RECORDS PROVIDED:
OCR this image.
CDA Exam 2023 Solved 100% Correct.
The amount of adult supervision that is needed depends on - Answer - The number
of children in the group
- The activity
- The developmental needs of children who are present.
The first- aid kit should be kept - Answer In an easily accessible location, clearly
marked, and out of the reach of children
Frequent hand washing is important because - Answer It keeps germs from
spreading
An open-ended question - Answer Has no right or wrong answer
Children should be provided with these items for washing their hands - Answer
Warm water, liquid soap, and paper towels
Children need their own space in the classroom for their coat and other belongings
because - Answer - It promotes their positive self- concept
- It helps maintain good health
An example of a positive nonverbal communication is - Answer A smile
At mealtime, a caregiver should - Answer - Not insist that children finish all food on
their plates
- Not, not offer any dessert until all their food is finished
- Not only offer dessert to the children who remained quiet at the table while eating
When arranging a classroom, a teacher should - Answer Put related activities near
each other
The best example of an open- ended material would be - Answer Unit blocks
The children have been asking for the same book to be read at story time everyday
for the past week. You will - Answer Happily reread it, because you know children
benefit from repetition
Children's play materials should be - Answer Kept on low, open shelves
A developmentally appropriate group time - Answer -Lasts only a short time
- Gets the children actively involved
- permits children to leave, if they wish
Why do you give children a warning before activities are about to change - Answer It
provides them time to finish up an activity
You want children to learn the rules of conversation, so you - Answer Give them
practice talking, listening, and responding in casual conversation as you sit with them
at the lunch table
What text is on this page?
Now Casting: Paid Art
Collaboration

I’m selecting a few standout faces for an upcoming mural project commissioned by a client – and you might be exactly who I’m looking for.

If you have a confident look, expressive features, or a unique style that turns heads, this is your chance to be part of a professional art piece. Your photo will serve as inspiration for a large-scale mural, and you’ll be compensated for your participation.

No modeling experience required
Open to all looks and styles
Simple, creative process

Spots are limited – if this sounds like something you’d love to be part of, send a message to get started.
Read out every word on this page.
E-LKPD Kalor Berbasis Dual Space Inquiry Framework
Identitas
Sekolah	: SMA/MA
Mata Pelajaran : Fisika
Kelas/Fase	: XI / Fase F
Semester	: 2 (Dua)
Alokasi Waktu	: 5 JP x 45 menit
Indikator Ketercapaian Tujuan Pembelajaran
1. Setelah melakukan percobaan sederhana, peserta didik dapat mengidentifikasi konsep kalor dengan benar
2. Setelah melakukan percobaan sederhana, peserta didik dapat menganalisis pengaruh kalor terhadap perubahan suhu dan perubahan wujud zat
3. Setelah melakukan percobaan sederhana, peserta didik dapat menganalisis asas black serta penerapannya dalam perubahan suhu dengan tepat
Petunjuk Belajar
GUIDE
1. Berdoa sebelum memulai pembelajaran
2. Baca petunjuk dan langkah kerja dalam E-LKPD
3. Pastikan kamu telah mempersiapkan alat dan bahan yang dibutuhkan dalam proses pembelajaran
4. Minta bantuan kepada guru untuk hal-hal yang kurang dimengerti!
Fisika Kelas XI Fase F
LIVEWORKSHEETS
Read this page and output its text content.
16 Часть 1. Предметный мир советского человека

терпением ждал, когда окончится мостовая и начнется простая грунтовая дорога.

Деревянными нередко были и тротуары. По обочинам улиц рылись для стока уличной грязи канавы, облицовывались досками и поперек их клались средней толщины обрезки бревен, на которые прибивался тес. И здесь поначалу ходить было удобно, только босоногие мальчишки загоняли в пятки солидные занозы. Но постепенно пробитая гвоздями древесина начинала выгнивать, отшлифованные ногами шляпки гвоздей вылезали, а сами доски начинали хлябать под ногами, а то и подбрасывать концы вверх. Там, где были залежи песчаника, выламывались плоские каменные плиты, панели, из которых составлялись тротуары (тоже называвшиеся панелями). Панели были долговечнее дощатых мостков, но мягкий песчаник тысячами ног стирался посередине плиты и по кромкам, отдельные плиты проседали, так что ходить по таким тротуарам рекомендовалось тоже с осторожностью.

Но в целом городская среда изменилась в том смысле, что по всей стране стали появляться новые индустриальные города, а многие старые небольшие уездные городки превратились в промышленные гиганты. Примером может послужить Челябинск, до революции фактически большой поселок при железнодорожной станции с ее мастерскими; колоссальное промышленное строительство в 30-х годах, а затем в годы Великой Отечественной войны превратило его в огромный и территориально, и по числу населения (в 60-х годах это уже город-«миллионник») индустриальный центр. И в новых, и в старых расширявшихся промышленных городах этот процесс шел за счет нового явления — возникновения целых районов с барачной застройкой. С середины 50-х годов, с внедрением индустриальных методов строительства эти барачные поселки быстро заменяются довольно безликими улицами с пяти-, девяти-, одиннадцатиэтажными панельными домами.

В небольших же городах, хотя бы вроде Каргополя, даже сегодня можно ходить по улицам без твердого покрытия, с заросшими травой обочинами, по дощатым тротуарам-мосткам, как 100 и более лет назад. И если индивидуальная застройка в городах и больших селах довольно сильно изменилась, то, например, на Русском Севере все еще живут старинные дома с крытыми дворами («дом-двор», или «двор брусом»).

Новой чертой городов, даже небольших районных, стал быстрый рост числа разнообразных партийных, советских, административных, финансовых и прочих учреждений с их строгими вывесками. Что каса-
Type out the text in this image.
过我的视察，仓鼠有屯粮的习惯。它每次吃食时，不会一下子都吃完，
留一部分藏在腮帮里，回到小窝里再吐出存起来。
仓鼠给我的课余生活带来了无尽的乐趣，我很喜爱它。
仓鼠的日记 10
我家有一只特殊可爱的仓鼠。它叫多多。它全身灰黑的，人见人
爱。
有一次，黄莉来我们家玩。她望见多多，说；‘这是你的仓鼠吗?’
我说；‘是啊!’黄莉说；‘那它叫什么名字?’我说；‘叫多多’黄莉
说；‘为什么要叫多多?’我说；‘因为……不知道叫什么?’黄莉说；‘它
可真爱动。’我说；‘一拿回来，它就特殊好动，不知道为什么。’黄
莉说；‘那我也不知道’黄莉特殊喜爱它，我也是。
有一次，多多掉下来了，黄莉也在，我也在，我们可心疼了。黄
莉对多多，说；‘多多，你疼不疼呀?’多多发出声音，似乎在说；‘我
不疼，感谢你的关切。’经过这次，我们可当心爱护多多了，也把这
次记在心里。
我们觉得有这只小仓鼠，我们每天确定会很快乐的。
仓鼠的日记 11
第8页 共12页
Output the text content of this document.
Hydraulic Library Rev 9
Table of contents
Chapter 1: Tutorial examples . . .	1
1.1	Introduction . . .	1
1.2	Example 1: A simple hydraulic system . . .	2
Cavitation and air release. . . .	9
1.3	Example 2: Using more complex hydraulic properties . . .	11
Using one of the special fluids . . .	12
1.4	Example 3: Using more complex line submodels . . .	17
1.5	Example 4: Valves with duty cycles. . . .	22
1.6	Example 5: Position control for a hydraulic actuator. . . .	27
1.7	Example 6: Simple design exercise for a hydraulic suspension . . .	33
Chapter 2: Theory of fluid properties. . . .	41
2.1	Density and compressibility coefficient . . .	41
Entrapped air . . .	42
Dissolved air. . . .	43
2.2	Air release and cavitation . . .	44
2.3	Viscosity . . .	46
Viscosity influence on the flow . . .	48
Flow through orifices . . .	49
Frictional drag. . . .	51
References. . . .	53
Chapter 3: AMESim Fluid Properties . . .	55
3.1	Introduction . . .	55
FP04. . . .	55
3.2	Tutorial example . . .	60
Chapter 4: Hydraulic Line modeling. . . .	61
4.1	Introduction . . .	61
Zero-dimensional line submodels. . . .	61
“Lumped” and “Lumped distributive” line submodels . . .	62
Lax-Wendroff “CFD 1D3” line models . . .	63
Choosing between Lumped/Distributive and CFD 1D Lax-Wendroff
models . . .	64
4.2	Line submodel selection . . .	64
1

WRITTEN INSTRUCTION: Repeat the records above exactly as they appear.

SOLUTION BELOW:
OCR this image.
CDA Exam 2023 Solved 100% Correct.
The amount of adult supervision that is needed depends on - Answer - The number
of children in the group
- The activity
- The developmental needs of children who are present.
The first- aid kit should be kept - Answer In an easily accessible location, clearly
marked, and out of the reach of children
Frequent hand washing is important because - Answer It keeps germs from
spreading
An open-ended question - Answer Has no right or wrong answer
Children should be provided with these items for washing their hands - Answer
Warm water, liquid soap, and paper towels
Children need their own space in the classroom for their coat and other belongings
because - Answer - It promotes their positive self- concept
- It helps maintain good health
An example of a positive nonverbal communication is - Answer A smile
At mealtime, a caregiver should - Answer - Not insist that children finish all food on
their plates
- Not, not offer any dessert until all their food is finished
- Not only offer dessert to the children who remained quiet at the table while eating
When arranging a classroom, a teacher should - Answer Put related activities near
each other
The best example of an open- ended material would be - Answer Unit blocks
The children have been asking for the same book to be read at story time everyday
for the past week. You will - Answer Happily reread it, because you know children
benefit from repetition
Children's play materials should be - Answer Kept on low, open shelves
A developmentally appropriate group time - Answer -Lasts only a short time
- Gets the children actively involved
- permits children to leave, if they wish
Why do you give children a warning before activities are about to change - Answer It
provides them time to finish up an activity
You want children to learn the rules of conversation, so you - Answer Give them
practice talking, listening, and responding in casual conversation as you sit with them
at the lunch table
What text is on this page?
Now Casting: Paid Art
Collaboration

I’m selecting a few standout faces for an upcoming mural project commissioned by a client – and you might be exactly who I’m looking for.

If you have a confident look, expressive features, or a unique style that turns heads, this is your chance to be part of a professional art piece. Your photo will serve as inspiration for a large-scale mural, and you’ll be compensated for your participation.

No modeling experience required
Open to all looks and styles
Simple, creative process

Spots are limited – if this sounds like something you’d love to be part of, send a message to get started.
Read out every word on this page.
E-LKPD Kalor Berbasis Dual Space Inquiry Framework
Identitas
Sekolah	: SMA/MA
Mata Pelajaran : Fisika
Kelas/Fase	: XI / Fase F
Semester	: 2 (Dua)
Alokasi Waktu	: 5 JP x 45 menit
Indikator Ketercapaian Tujuan Pembelajaran
1. Setelah melakukan percobaan sederhana, peserta didik dapat mengidentifikasi konsep kalor dengan benar
2. Setelah melakukan percobaan sederhana, peserta didik dapat menganalisis pengaruh kalor terhadap perubahan suhu dan perubahan wujud zat
3. Setelah melakukan percobaan sederhana, peserta didik dapat menganalisis asas black serta penerapannya dalam perubahan suhu dengan tepat
Petunjuk Belajar
GUIDE
1. Berdoa sebelum memulai pembelajaran
2. Baca petunjuk dan langkah kerja dalam E-LKPD
3. Pastikan kamu telah mempersiapkan alat dan bahan yang dibutuhkan dalam proses pembelajaran
4. Minta bantuan kepada guru untuk hal-hal yang kurang dimengerti!
Fisika Kelas XI Fase F
LIVEWORKSHEETS
Read this page and output its text content.
16 Часть 1. Предметный мир советского человека

терпением ждал, когда окончится мостовая и начнется простая грунтовая дорога.

Деревянными нередко были и тротуары. По обочинам улиц рылись для стока уличной грязи канавы, облицовывались досками и поперек их клались средней толщины обрезки бревен, на которые прибивался тес. И здесь поначалу ходить было удобно, только босоногие мальчишки загоняли в пятки солидные занозы. Но постепенно пробитая гвоздями древесина начинала выгнивать, отшлифованные ногами шляпки гвоздей вылезали, а сами доски начинали хлябать под ногами, а то и подбрасывать концы вверх. Там, где были залежи песчаника, выламывались плоские каменные плиты, панели, из которых составлялись тротуары (тоже называвшиеся панелями). Панели были долговечнее дощатых мостков, но мягкий песчаник тысячами ног стирался посередине плиты и по кромкам, отдельные плиты проседали, так что ходить по таким тротуарам рекомендовалось тоже с осторожностью.

Но в целом городская среда изменилась в том смысле, что по всей стране стали появляться новые индустриальные города, а многие старые небольшие уездные городки превратились в промышленные гиганты. Примером может послужить Челябинск, до революции фактически большой поселок при железнодорожной станции с ее мастерскими; колоссальное промышленное строительство в 30-х годах, а затем в годы Великой Отечественной войны превратило его в огромный и территориально, и по числу населения (в 60-х годах это уже город-«миллионник») индустриальный центр. И в новых, и в старых расширявшихся промышленных городах этот процесс шел за счет нового явления — возникновения целых районов с барачной застройкой. С середины 50-х годов, с внедрением индустриальных методов строительства эти барачные поселки быстро заменяются довольно безликими улицами с пяти-, девяти-, одиннадцатиэтажными панельными домами.

В небольших же городах, хотя бы вроде Каргополя, даже сегодня можно ходить по улицам без твердого покрытия, с заросшими травой обочинами, по дощатым тротуарам-мосткам, как 100 и более лет назад. И если индивидуальная застройка в городах и больших селах довольно сильно изменилась, то, например, на Русском Севере все еще живут старинные дома с крытыми дворами («дом-двор», или «двор брусом»).

Новой чертой городов, даже небольших районных, стал быстрый рост числа разнообразных партийных, советских, административных, финансовых и прочих учреждений с их строгими вывесками. Что каса-
Type out the text in this image.
过我的视察，仓鼠有屯粮的习惯。它每次吃食时，不会一下子都吃完，
留一部分藏在腮帮里，回到小窝里再吐出存起来。
仓鼠给我的课余生活带来了无尽的乐趣，我很喜爱它。
仓鼠的日记 10
我家有一只特殊可爱的仓鼠。它叫多多。它全身灰黑的，人见人
爱。
有一次，黄莉来我们家玩。她望见多多，说；‘这是你的仓鼠吗?’
我说；‘是啊!’黄莉说；‘那它叫什么名字?’我说；‘叫多多’黄莉
说；‘为什么要叫多多?’我说；‘因为……不知道叫什么?’黄莉说；‘它
可真爱动。’我说；‘一拿回来，它就特殊好动，不知道为什么。’黄
莉说；‘那我也不知道’黄莉特殊喜爱它，我也是。
有一次，多多掉下来了，黄莉也在，我也在，我们可心疼了。黄
莉对多多，说；‘多多，你疼不疼呀?’多多发出声音，似乎在说；‘我
不疼，感谢你的关切。’经过这次，我们可当心爱护多多了，也把这
次记在心里。
我们觉得有这只小仓鼠，我们每天确定会很快乐的。
仓鼠的日记 11
第8页 共12页
Output the text content of this document.
Hydraulic Library Rev 9
Table of contents
Chapter 1: Tutorial examples . . .	1
1.1	Introduction . . .	1
1.2	Example 1: A simple hydraulic system . . .	2
Cavitation and air release. . . .	9
1.3	Example 2: Using more complex hydraulic properties . . .	11
Using one of the special fluids . . .	12
1.4	Example 3: Using more complex line submodels . . .	17
1.5	Example 4: Valves with duty cycles. . . .	22
1.6	Example 5: Position control for a hydraulic actuator. . . .	27
1.7	Example 6: Simple design exercise for a hydraulic suspension . . .	33
Chapter 2: Theory of fluid properties. . . .	41
2.1	Density and compressibility coefficient . . .	41
Entrapped air . . .	42
Dissolved air. . . .	43
2.2	Air release and cavitation . . .	44
2.3	Viscosity . . .	46
Viscosity influence on the flow . . .	48
Flow through orifices . . .	49
Frictional drag. . . .	51
References. . . .	53
Chapter 3: AMESim Fluid Properties . . .	55
3.1	Introduction . . .	55
FP04. . . .	55
3.2	Tutorial example . . .	60
Chapter 4: Hydraulic Line modeling. . . .	61
4.1	Introduction . . .	61
Zero-dimensional line submodels. . . .	61
“Lumped” and “Lumped distributive” line submodels . . .	62
Lax-Wendroff “CFD 1D3” line models . . .	63
Choosing between Lumped/Distributive and CFD 1D Lax-Wendroff
models . . .	64
4.2	Line submodel selection . . .	64
1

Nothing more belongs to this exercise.